# [WRITTEN PROBLEM]
Reproduce every entry below precisely. Pictures are excluded from the copy.

# [MATERIAL PROVIDED]
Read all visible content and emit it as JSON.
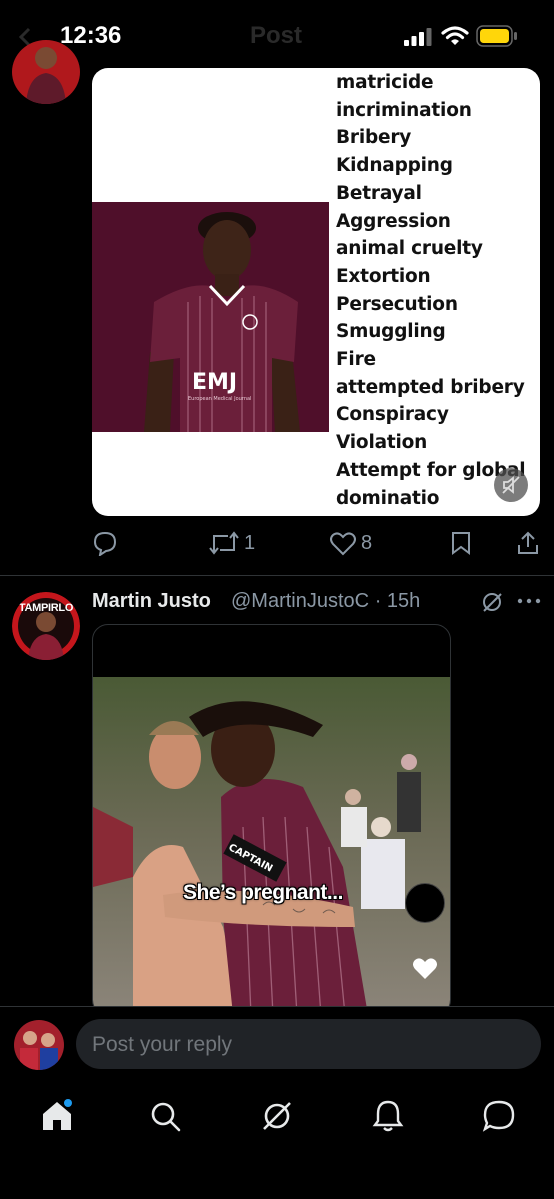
{
  "status_bar": {
    "time": "12:36",
    "ghost_title": "Post"
  },
  "tweet1": {
    "media": {
      "crimes": [
        "matricide",
        "incrimination",
        "Bribery",
        "Kidnapping",
        "Betrayal",
        "Aggression",
        "animal cruelty",
        "Extortion",
        "Persecution",
        "Smuggling",
        "Fire",
        "attempted bribery",
        "Conspiracy",
        "Violation",
        "Attempt for global",
        "dominatio"
      ],
      "shirt_sponsor": "EMJ",
      "shirt_sponsor_sub": "European Medical Journal"
    },
    "actions": {
      "reply_count": "",
      "repost_count": "1",
      "like_count": "8"
    }
  },
  "tweet2": {
    "avatar_label": "TAMPIRLO",
    "name": "Martin Justo",
    "handle": "@MartinJustoC",
    "separator": "·",
    "time": "15h",
    "media": {
      "caption": "She’s pregnant...",
      "armband": "CAPTAIN"
    }
  },
  "reply": {
    "placeholder": "Post your reply"
  },
  "colors": {
    "accent": "#1d9bf0",
    "maroon": "#6b1f3a",
    "muted": "#8b98a5"
  },
  "tab_bar": {
    "icons": [
      "home-icon",
      "search-icon",
      "grok-icon",
      "notifications-icon",
      "messages-icon"
    ]
  }
}
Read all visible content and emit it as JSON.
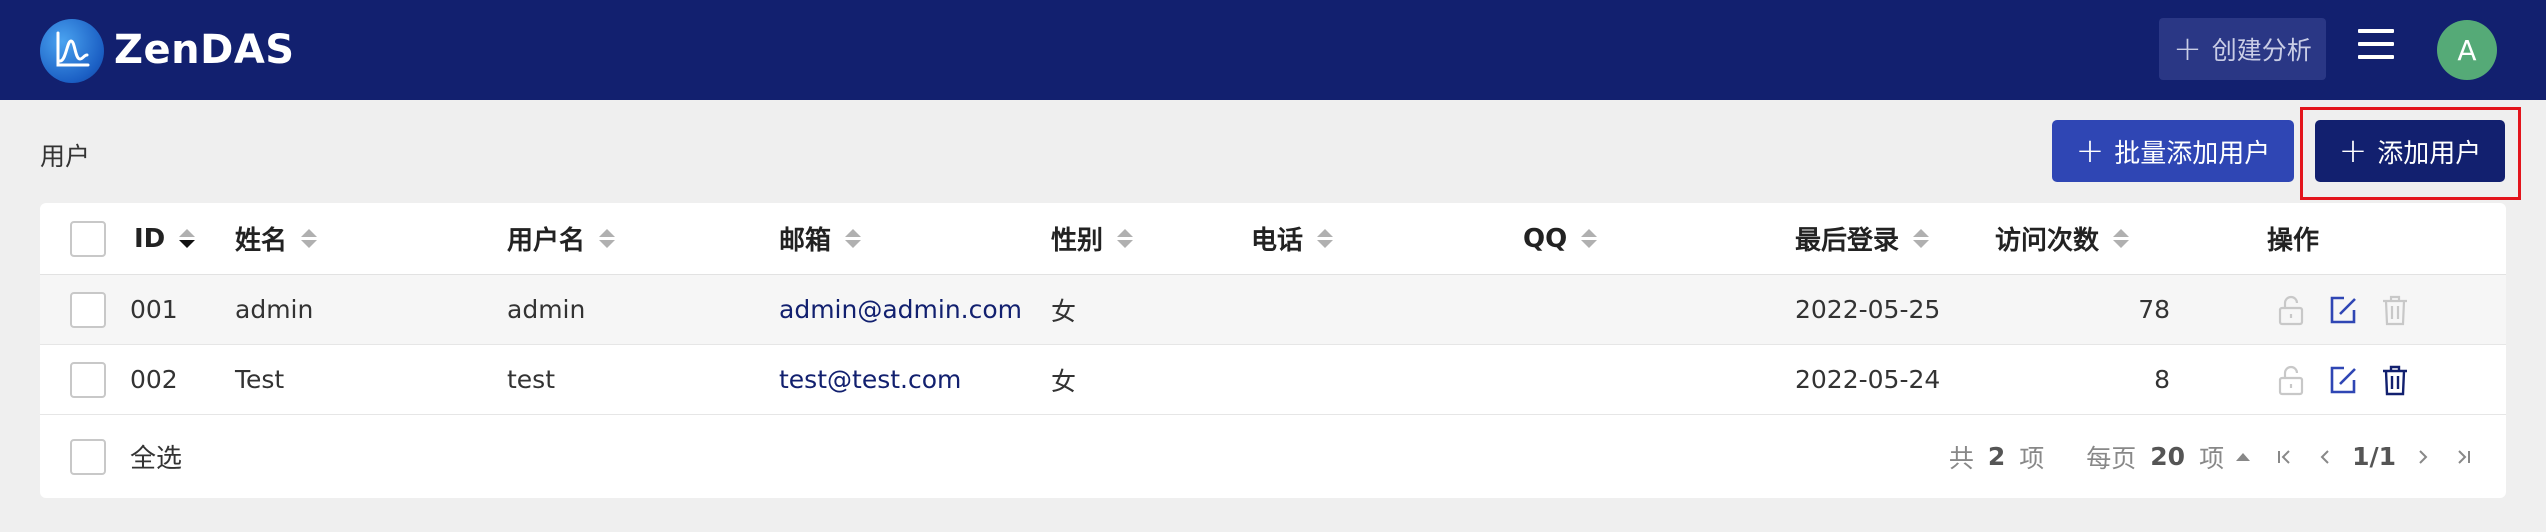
{
  "header": {
    "app_name": "ZenDAS",
    "create_analysis_label": "创建分析",
    "avatar_initial": "A",
    "background_color": "#12206f"
  },
  "page": {
    "title": "用户",
    "bulk_add_label": "批量添加用户",
    "add_user_label": "添加用户"
  },
  "table": {
    "columns": [
      "ID",
      "姓名",
      "用户名",
      "邮箱",
      "性别",
      "电话",
      "QQ",
      "最后登录",
      "访问次数",
      "操作"
    ],
    "rows": [
      {
        "id": "001",
        "name": "admin",
        "username": "admin",
        "email": "admin@admin.com",
        "gender": "女",
        "phone": "",
        "qq": "",
        "last_login": "2022-05-25",
        "visits": "78"
      },
      {
        "id": "002",
        "name": "Test",
        "username": "test",
        "email": "test@test.com",
        "gender": "女",
        "phone": "",
        "qq": "",
        "last_login": "2022-05-24",
        "visits": "8"
      }
    ]
  },
  "footer": {
    "select_all_label": "全选",
    "total_prefix": "共",
    "total_count": "2",
    "total_suffix": "项",
    "per_page_prefix": "每页",
    "per_page_count": "20",
    "per_page_suffix": "项",
    "page_indicator": "1/1"
  },
  "icons": {
    "logo": "chart-wave-logo-icon",
    "menu": "hamburger-menu-icon",
    "row_actions": [
      "lock-icon",
      "edit-icon",
      "trash-icon"
    ]
  },
  "colors": {
    "primary": "#12206f",
    "bulk_button": "#2f46b4",
    "highlight": "#e3141c",
    "avatar": "#55aa77"
  }
}
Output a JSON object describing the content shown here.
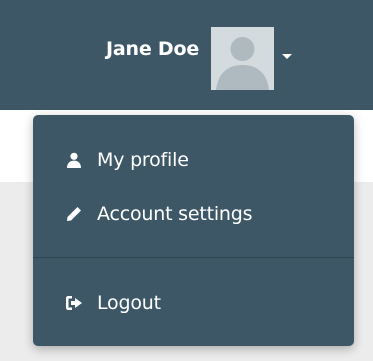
{
  "header": {
    "username": "Jane Doe",
    "avatar_icon": "user-silhouette-icon",
    "caret_icon": "caret-down-icon"
  },
  "dropdown": {
    "items": [
      {
        "label": "My profile",
        "icon": "user-icon"
      },
      {
        "label": "Account settings",
        "icon": "pencil-icon"
      },
      {
        "label": "Logout",
        "icon": "sign-out-icon"
      }
    ]
  },
  "colors": {
    "header_bg": "#3e5766",
    "menu_bg": "#3e5766",
    "text": "#ffffff",
    "page_bg": "#ececec"
  }
}
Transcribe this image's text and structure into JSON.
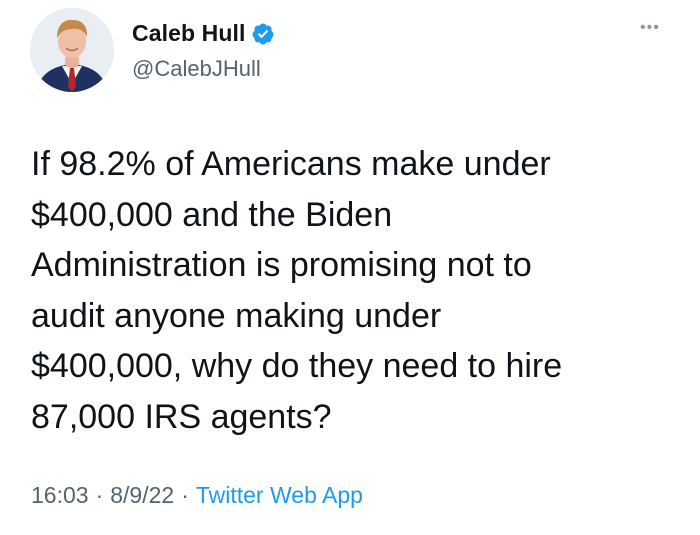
{
  "author": {
    "display_name": "Caleb Hull",
    "handle": "@CalebJHull",
    "verified": true
  },
  "more_icon": "more-horizontal-icon",
  "tweet": {
    "lines": [
      "If 98.2% of Americans make under",
      "$400,000 and the Biden",
      "Administration is promising not to",
      "audit anyone making under",
      "$400,000, why do they need to hire",
      "87,000 IRS agents?"
    ]
  },
  "meta": {
    "time": "16:03",
    "date": "8/9/22",
    "separator": "·",
    "source": "Twitter Web App"
  },
  "colors": {
    "text": "#0f1419",
    "secondary": "#536471",
    "link": "#1d9bf0",
    "verified_badge": "#1d9bf0"
  }
}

# [FINAL ANSWER]
Read all visible content and emit it as JSON.
{
  "status_bar": {
    "time": "12:36",
    "ghost_title": "Post"
  },
  "tweet1": {
    "media": {
      "crimes": [
        "matricide",
        "incrimination",
        "Bribery",
        "Kidnapping",
        "Betrayal",
        "Aggression",
        "animal cruelty",
        "Extortion",
        "Persecution",
        "Smuggling",
        "Fire",
        "attempted bribery",
        "Conspiracy",
        "Violation",
        "Attempt for global",
        "dominatio"
      ],
      "shirt_sponsor": "EMJ",
      "shirt_sponsor_sub": "European Medical Journal"
    },
    "actions": {
      "reply_count": "",
      "repost_count": "1",
      "like_count": "8"
    }
  },
  "tweet2": {
    "avatar_label": "TAMPIRLO",
    "name": "Martin Justo",
    "handle": "@MartinJustoC",
    "separator": "·",
    "time": "15h",
    "media": {
      "caption": "She’s pregnant...",
      "armband": "CAPTAIN"
    }
  },
  "reply": {
    "placeholder": "Post your reply"
  },
  "colors": {
    "accent": "#1d9bf0",
    "maroon": "#6b1f3a",
    "muted": "#8b98a5"
  },
  "tab_bar": {
    "icons": [
      "home-icon",
      "search-icon",
      "grok-icon",
      "notifications-icon",
      "messages-icon"
    ]
  }
}
Read all visible content and emit it as JSON.
{
  "header": {
    "app_name": "ZenDAS",
    "create_analysis_label": "创建分析",
    "avatar_initial": "A",
    "background_color": "#12206f"
  },
  "page": {
    "title": "用户",
    "bulk_add_label": "批量添加用户",
    "add_user_label": "添加用户"
  },
  "table": {
    "columns": [
      "ID",
      "姓名",
      "用户名",
      "邮箱",
      "性别",
      "电话",
      "QQ",
      "最后登录",
      "访问次数",
      "操作"
    ],
    "rows": [
      {
        "id": "001",
        "name": "admin",
        "username": "admin",
        "email": "admin@admin.com",
        "gender": "女",
        "phone": "",
        "qq": "",
        "last_login": "2022-05-25",
        "visits": "78"
      },
      {
        "id": "002",
        "name": "Test",
        "username": "test",
        "email": "test@test.com",
        "gender": "女",
        "phone": "",
        "qq": "",
        "last_login": "2022-05-24",
        "visits": "8"
      }
    ]
  },
  "footer": {
    "select_all_label": "全选",
    "total_prefix": "共",
    "total_count": "2",
    "total_suffix": "项",
    "per_page_prefix": "每页",
    "per_page_count": "20",
    "per_page_suffix": "项",
    "page_indicator": "1/1"
  },
  "icons": {
    "logo": "chart-wave-logo-icon",
    "menu": "hamburger-menu-icon",
    "row_actions": [
      "lock-icon",
      "edit-icon",
      "trash-icon"
    ]
  },
  "colors": {
    "primary": "#12206f",
    "bulk_button": "#2f46b4",
    "highlight": "#e3141c",
    "avatar": "#55aa77"
  }
}
Output a JSON object describing the content shown here.
{
  "header": {
    "username": "Jane Doe",
    "avatar_icon": "user-silhouette-icon",
    "caret_icon": "caret-down-icon"
  },
  "dropdown": {
    "items": [
      {
        "label": "My profile",
        "icon": "user-icon"
      },
      {
        "label": "Account settings",
        "icon": "pencil-icon"
      },
      {
        "label": "Logout",
        "icon": "sign-out-icon"
      }
    ]
  },
  "colors": {
    "header_bg": "#3e5766",
    "menu_bg": "#3e5766",
    "text": "#ffffff",
    "page_bg": "#ececec"
  }
}
Transcribe this image's text and structure into JSON.
{
  "author": {
    "display_name": "Caleb Hull",
    "handle": "@CalebJHull",
    "verified": true
  },
  "more_icon": "more-horizontal-icon",
  "tweet": {
    "lines": [
      "If 98.2% of Americans make under",
      "$400,000 and the Biden",
      "Administration is promising not to",
      "audit anyone making under",
      "$400,000, why do they need to hire",
      "87,000 IRS agents?"
    ]
  },
  "meta": {
    "time": "16:03",
    "date": "8/9/22",
    "separator": "·",
    "source": "Twitter Web App"
  },
  "colors": {
    "text": "#0f1419",
    "secondary": "#536471",
    "link": "#1d9bf0",
    "verified_badge": "#1d9bf0"
  }
}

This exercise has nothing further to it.